◆ **Work task**: Every line containing the word "username" is to be copied from the data below.

Dataset rows for apps and sites:
- - -

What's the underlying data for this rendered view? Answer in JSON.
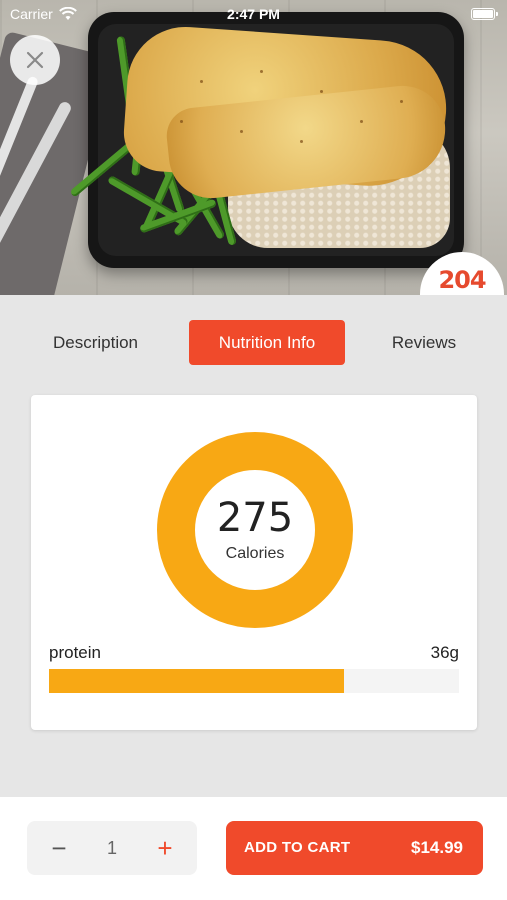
{
  "status_bar": {
    "carrier": "Carrier",
    "time": "2:47 PM",
    "wifi_icon": "wifi-icon",
    "battery_icon": "battery-icon"
  },
  "hero": {
    "close_icon": "close-icon",
    "logo_text": "204"
  },
  "tabs": [
    {
      "label": "Description",
      "active": false
    },
    {
      "label": "Nutrition Info",
      "active": true
    },
    {
      "label": "Reviews",
      "active": false
    }
  ],
  "nutrition": {
    "calories_value": "275",
    "calories_label": "Calories",
    "nutrients": [
      {
        "name": "protein",
        "amount": "36g",
        "fill_fraction": 0.72
      }
    ]
  },
  "cart_bar": {
    "minus_label": "−",
    "quantity": "1",
    "plus_label": "+",
    "add_to_cart_label": "ADD TO CART",
    "price": "$14.99"
  },
  "colors": {
    "accent": "#f04a2b",
    "chart": "#f8a814",
    "background": "#e6e6e6"
  }
}
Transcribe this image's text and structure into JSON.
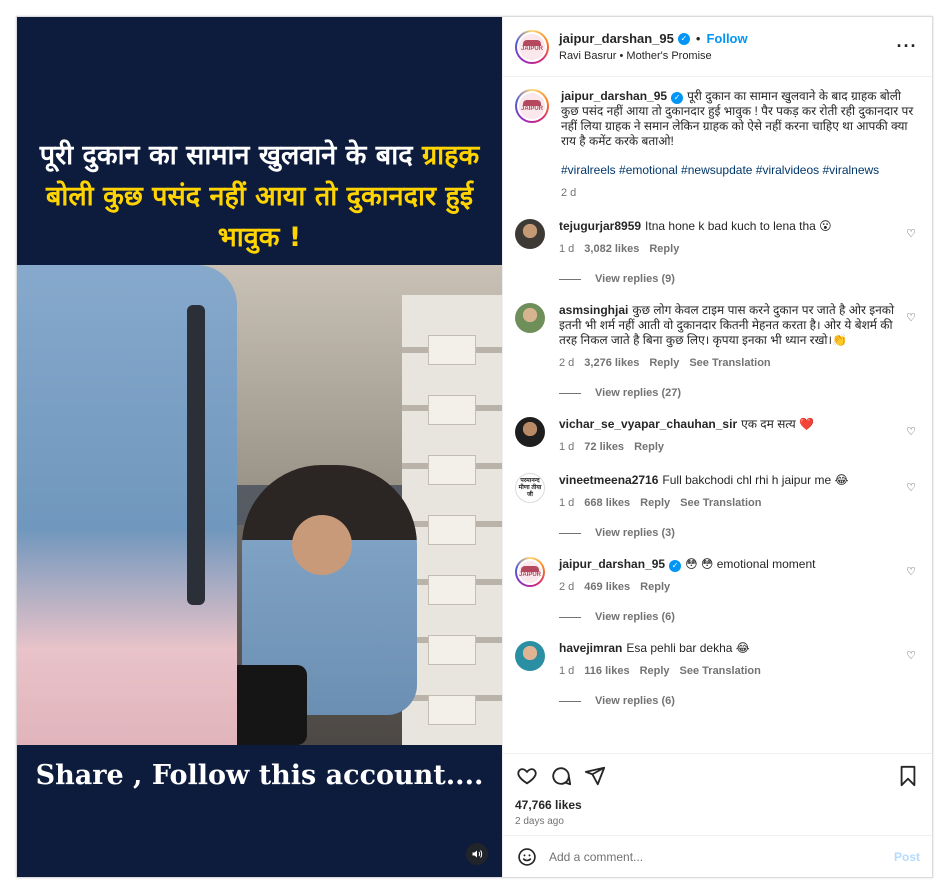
{
  "video": {
    "headline_part1": "पूरी दुकान का सामान खुलवाने के बाद ",
    "headline_highlight": "ग्राहक बोली कुछ पसंद नहीं आया तो दुकानदार हुई भावुक !",
    "footer": "Share , Follow this account...."
  },
  "header": {
    "username": "jaipur_darshan_95",
    "follow": "Follow",
    "audio": "Ravi Basrur • Mother's Promise"
  },
  "caption": {
    "username": "jaipur_darshan_95",
    "text": "पूरी दुकान का सामान खुलवाने के बाद ग्राहक बोली कुछ पसंद नहीं आया तो दुकानदार हुई भावुक ! पैर पकड़ कर रोती रही दुकानदार पर नहीं लिया ग्राहक ने समान लेकिन ग्राहक को ऐसे नहीं करना चाहिए था आपकी क्या राय है कमेंट करके बताओ!",
    "tags": "#viralreels #emotional #newsupdate #viralvideos #viralnews",
    "time": "2 d"
  },
  "logo_word": "JAIPUR",
  "comments": [
    {
      "username": "tejugurjar8959",
      "text": "Itna hone k bad kuch to lena tha 😮",
      "time": "1 d",
      "likes": "3,082 likes",
      "reply": "Reply",
      "translate": "",
      "view_replies": "View replies (9)"
    },
    {
      "username": "asmsinghjai",
      "text": "कुछ लोग केवल टाइम पास करने दुकान पर जाते है ओर इनको इतनी भी शर्म नहीं आती वो दुकानदार कितनी मेहनत करता है। ओर ये बेशर्म की तरह निकल जाते है बिना कुछ लिए। कृपया इनका भी ध्यान रखो।👏",
      "time": "2 d",
      "likes": "3,276 likes",
      "reply": "Reply",
      "translate": "See Translation",
      "view_replies": "View replies (27)"
    },
    {
      "username": "vichar_se_vyapar_chauhan_sir",
      "text": "एक दम सत्य ❤️",
      "time": "1 d",
      "likes": "72 likes",
      "reply": "Reply",
      "translate": "",
      "view_replies": ""
    },
    {
      "username": "vineetmeena2716",
      "text": "Full bakchodi chl rhi h jaipur me 😂",
      "time": "1 d",
      "likes": "668 likes",
      "reply": "Reply",
      "translate": "See Translation",
      "view_replies": "View replies (3)",
      "avatar_text": "परमानन्द मीणा तीया जी"
    },
    {
      "username": "jaipur_darshan_95",
      "text": "😳 😳 emotional moment",
      "time": "2 d",
      "likes": "469 likes",
      "reply": "Reply",
      "translate": "",
      "view_replies": "View replies (6)"
    },
    {
      "username": "havejimran",
      "text": "Esa pehli bar dekha 😂",
      "time": "1 d",
      "likes": "116 likes",
      "reply": "Reply",
      "translate": "See Translation",
      "view_replies": "View replies (6)"
    }
  ],
  "actions": {
    "likes": "47,766 likes",
    "time": "2 days ago"
  },
  "composer": {
    "placeholder": "Add a comment...",
    "post": "Post"
  },
  "icons": {
    "more": "more-options-icon",
    "verified": "verified-badge-icon",
    "like": "heart-icon",
    "comment": "comment-bubble-icon",
    "share": "paper-plane-icon",
    "save": "bookmark-icon",
    "audio": "speaker-icon",
    "emoji": "emoji-icon"
  },
  "colors": {
    "accent": "#0095f6",
    "video_bg": "#0d1b3d",
    "highlight": "#ffd400"
  }
}
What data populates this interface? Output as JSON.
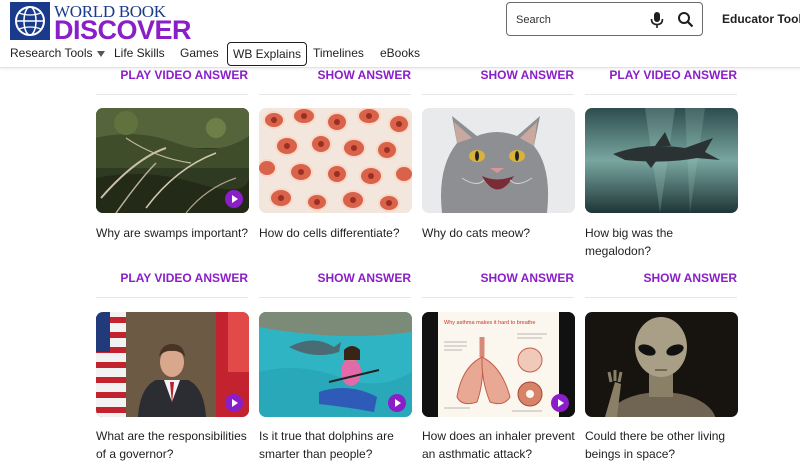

- - -

◆ **Written solution**:
    "username": "jaipur_darshan_95",
    "username": "jaipur_darshan_95",
      "username": "tejugurjar8959",
      "username": "asmsinghjai",
      "username": "vichar_se_vyapar_chauhan_sir",
      "username": "vineetmeena2716",
      "username": "jaipur_darshan_95",
      "username": "havejimran",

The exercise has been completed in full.